> [WORKING DATA]
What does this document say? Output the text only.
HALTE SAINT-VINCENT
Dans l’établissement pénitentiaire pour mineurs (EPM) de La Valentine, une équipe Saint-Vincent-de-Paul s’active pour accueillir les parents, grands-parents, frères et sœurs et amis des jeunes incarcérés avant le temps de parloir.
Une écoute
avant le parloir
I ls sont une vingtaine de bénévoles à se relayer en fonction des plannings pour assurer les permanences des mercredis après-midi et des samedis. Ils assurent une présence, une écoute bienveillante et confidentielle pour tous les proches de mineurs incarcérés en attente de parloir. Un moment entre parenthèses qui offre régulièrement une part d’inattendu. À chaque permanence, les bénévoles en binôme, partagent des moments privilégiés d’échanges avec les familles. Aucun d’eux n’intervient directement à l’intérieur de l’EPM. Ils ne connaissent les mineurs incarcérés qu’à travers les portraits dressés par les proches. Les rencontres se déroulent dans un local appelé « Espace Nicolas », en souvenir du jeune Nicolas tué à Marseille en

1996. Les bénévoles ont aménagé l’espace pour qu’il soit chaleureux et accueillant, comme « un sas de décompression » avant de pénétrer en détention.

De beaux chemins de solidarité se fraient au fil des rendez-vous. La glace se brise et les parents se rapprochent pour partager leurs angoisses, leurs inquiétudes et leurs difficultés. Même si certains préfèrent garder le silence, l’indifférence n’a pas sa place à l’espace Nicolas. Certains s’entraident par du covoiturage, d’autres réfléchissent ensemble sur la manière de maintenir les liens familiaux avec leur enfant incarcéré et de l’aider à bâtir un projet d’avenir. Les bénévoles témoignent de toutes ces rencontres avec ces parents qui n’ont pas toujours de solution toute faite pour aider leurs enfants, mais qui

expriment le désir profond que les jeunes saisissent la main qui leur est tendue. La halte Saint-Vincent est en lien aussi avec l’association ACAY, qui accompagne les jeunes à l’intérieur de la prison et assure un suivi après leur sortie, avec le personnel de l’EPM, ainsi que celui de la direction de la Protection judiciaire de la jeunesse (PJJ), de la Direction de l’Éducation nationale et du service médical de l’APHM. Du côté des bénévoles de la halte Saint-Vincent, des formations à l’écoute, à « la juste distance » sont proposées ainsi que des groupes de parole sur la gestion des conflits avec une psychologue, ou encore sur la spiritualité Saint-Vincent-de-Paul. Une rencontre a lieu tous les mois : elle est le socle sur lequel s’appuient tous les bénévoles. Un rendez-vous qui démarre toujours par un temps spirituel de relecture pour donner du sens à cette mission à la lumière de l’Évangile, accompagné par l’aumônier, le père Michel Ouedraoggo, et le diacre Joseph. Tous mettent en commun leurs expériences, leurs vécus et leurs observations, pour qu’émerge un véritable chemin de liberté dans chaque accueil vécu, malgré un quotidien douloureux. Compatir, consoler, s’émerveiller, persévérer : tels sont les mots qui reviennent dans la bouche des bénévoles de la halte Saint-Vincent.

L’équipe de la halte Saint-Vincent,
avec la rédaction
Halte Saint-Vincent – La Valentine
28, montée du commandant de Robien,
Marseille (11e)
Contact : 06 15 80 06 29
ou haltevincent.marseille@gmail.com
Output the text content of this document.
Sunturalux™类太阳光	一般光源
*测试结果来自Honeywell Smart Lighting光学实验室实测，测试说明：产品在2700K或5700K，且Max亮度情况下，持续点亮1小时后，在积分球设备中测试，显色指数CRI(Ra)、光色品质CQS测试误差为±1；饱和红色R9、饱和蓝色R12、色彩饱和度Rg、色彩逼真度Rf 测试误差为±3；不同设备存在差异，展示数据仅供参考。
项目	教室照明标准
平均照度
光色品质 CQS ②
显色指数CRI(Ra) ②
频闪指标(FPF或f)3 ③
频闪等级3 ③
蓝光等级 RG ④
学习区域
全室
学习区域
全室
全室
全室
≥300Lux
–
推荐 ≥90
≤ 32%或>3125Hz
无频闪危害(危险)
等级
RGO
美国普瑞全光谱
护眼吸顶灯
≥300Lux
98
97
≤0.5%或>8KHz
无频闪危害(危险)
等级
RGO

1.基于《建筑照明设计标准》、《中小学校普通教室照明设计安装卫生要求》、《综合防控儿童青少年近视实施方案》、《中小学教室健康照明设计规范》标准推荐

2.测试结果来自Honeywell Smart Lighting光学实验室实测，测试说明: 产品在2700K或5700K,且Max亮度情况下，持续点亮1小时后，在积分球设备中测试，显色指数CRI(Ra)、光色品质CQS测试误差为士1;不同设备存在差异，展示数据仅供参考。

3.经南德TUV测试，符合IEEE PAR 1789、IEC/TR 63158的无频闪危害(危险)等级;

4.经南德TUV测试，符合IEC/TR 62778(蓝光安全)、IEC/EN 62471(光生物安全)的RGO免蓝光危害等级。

> [WRITTEN REQUEST]
Your task is to repeat every line exactly.

> [EXERCISE RESULT]
What does this document say? Output the text only.
HALTE SAINT-VINCENT
Dans l’établissement pénitentiaire pour mineurs (EPM) de La Valentine, une équipe Saint-Vincent-de-Paul s’active pour accueillir les parents, grands-parents, frères et sœurs et amis des jeunes incarcérés avant le temps de parloir.
Une écoute
avant le parloir
I ls sont une vingtaine de bénévoles à se relayer en fonction des plannings pour assurer les permanences des mercredis après-midi et des samedis. Ils assurent une présence, une écoute bienveillante et confidentielle pour tous les proches de mineurs incarcérés en attente de parloir. Un moment entre parenthèses qui offre régulièrement une part d’inattendu. À chaque permanence, les bénévoles en binôme, partagent des moments privilégiés d’échanges avec les familles. Aucun d’eux n’intervient directement à l’intérieur de l’EPM. Ils ne connaissent les mineurs incarcérés qu’à travers les portraits dressés par les proches. Les rencontres se déroulent dans un local appelé « Espace Nicolas », en souvenir du jeune Nicolas tué à Marseille en

1996. Les bénévoles ont aménagé l’espace pour qu’il soit chaleureux et accueillant, comme « un sas de décompression » avant de pénétrer en détention.

De beaux chemins de solidarité se fraient au fil des rendez-vous. La glace se brise et les parents se rapprochent pour partager leurs angoisses, leurs inquiétudes et leurs difficultés. Même si certains préfèrent garder le silence, l’indifférence n’a pas sa place à l’espace Nicolas. Certains s’entraident par du covoiturage, d’autres réfléchissent ensemble sur la manière de maintenir les liens familiaux avec leur enfant incarcéré et de l’aider à bâtir un projet d’avenir. Les bénévoles témoignent de toutes ces rencontres avec ces parents qui n’ont pas toujours de solution toute faite pour aider leurs enfants, mais qui

expriment le désir profond que les jeunes saisissent la main qui leur est tendue. La halte Saint-Vincent est en lien aussi avec l’association ACAY, qui accompagne les jeunes à l’intérieur de la prison et assure un suivi après leur sortie, avec le personnel de l’EPM, ainsi que celui de la direction de la Protection judiciaire de la jeunesse (PJJ), de la Direction de l’Éducation nationale et du service médical de l’APHM. Du côté des bénévoles de la halte Saint-Vincent, des formations à l’écoute, à « la juste distance » sont proposées ainsi que des groupes de parole sur la gestion des conflits avec une psychologue, ou encore sur la spiritualité Saint-Vincent-de-Paul. Une rencontre a lieu tous les mois : elle est le socle sur lequel s’appuient tous les bénévoles. Un rendez-vous qui démarre toujours par un temps spirituel de relecture pour donner du sens à cette mission à la lumière de l’Évangile, accompagné par l’aumônier, le père Michel Ouedraoggo, et le diacre Joseph. Tous mettent en commun leurs expériences, leurs vécus et leurs observations, pour qu’émerge un véritable chemin de liberté dans chaque accueil vécu, malgré un quotidien douloureux. Compatir, consoler, s’émerveiller, persévérer : tels sont les mots qui reviennent dans la bouche des bénévoles de la halte Saint-Vincent.

L’équipe de la halte Saint-Vincent,
avec la rédaction
Halte Saint-Vincent – La Valentine
28, montée du commandant de Robien,
Marseille (11e)
Contact : 06 15 80 06 29
ou haltevincent.marseille@gmail.com
Output the text content of this document.
Sunturalux™类太阳光	一般光源
*测试结果来自Honeywell Smart Lighting光学实验室实测，测试说明：产品在2700K或5700K，且Max亮度情况下，持续点亮1小时后，在积分球设备中测试，显色指数CRI(Ra)、光色品质CQS测试误差为±1；饱和红色R9、饱和蓝色R12、色彩饱和度Rg、色彩逼真度Rf 测试误差为±3；不同设备存在差异，展示数据仅供参考。
项目	教室照明标准
平均照度
光色品质 CQS ②
显色指数CRI(Ra) ②
频闪指标(FPF或f)3 ③
频闪等级3 ③
蓝光等级 RG ④
学习区域
全室
学习区域
全室
全室
全室
≥300Lux
–
推荐 ≥90
≤ 32%或>3125Hz
无频闪危害(危险)
等级
RGO
美国普瑞全光谱
护眼吸顶灯
≥300Lux
98
97
≤0.5%或>8KHz
无频闪危害(危险)
等级
RGO

1.基于《建筑照明设计标准》、《中小学校普通教室照明设计安装卫生要求》、《综合防控儿童青少年近视实施方案》、《中小学教室健康照明设计规范》标准推荐

2.测试结果来自Honeywell Smart Lighting光学实验室实测，测试说明: 产品在2700K或5700K,且Max亮度情况下，持续点亮1小时后，在积分球设备中测试，显色指数CRI(Ra)、光色品质CQS测试误差为士1;不同设备存在差异，展示数据仅供参考。

3.经南德TUV测试，符合IEEE PAR 1789、IEC/TR 63158的无频闪危害(危险)等级;

4.经南德TUV测试，符合IEC/TR 62778(蓝光安全)、IEC/EN 62471(光生物安全)的RGO免蓝光危害等级。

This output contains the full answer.